• _The records_
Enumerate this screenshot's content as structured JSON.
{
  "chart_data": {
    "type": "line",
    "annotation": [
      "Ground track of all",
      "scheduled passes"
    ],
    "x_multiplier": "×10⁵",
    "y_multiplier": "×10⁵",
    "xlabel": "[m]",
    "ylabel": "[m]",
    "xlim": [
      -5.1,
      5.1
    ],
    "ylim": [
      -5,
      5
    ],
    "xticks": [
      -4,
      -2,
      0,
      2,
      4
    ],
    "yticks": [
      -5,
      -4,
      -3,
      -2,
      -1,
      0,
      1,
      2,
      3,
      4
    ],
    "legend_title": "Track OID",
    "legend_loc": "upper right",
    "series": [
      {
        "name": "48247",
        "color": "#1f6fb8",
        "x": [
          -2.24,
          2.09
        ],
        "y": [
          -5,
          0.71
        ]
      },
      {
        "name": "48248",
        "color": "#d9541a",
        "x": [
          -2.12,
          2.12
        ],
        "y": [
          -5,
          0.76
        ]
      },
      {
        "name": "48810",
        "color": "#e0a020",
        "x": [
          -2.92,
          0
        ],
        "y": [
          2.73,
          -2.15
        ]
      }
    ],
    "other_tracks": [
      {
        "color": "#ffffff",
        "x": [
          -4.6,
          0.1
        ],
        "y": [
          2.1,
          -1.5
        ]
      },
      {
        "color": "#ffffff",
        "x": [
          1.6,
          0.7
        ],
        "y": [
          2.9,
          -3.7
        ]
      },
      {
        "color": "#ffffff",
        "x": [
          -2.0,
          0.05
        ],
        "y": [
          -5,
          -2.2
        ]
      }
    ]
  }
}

• _What you will do_
Write out all records exactly, keeping every detail.

• _Solution to this exercise_
Enumerate this screenshot's content as structured JSON.
{
  "chart_data": {
    "type": "line",
    "annotation": [
      "Ground track of all",
      "scheduled passes"
    ],
    "x_multiplier": "×10⁵",
    "y_multiplier": "×10⁵",
    "xlabel": "[m]",
    "ylabel": "[m]",
    "xlim": [
      -5.1,
      5.1
    ],
    "ylim": [
      -5,
      5
    ],
    "xticks": [
      -4,
      -2,
      0,
      2,
      4
    ],
    "yticks": [
      -5,
      -4,
      -3,
      -2,
      -1,
      0,
      1,
      2,
      3,
      4
    ],
    "legend_title": "Track OID",
    "legend_loc": "upper right",
    "series": [
      {
        "name": "48247",
        "color": "#1f6fb8",
        "x": [
          -2.24,
          2.09
        ],
        "y": [
          -5,
          0.71
        ]
      },
      {
        "name": "48248",
        "color": "#d9541a",
        "x": [
          -2.12,
          2.12
        ],
        "y": [
          -5,
          0.76
        ]
      },
      {
        "name": "48810",
        "color": "#e0a020",
        "x": [
          -2.92,
          0
        ],
        "y": [
          2.73,
          -2.15
        ]
      }
    ],
    "other_tracks": [
      {
        "color": "#ffffff",
        "x": [
          -4.6,
          0.1
        ],
        "y": [
          2.1,
          -1.5
        ]
      },
      {
        "color": "#ffffff",
        "x": [
          1.6,
          0.7
        ],
        "y": [
          2.9,
          -3.7
        ]
      },
      {
        "color": "#ffffff",
        "x": [
          -2.0,
          0.05
        ],
        "y": [
          -5,
          -2.2
        ]
      }
    ]
  }
}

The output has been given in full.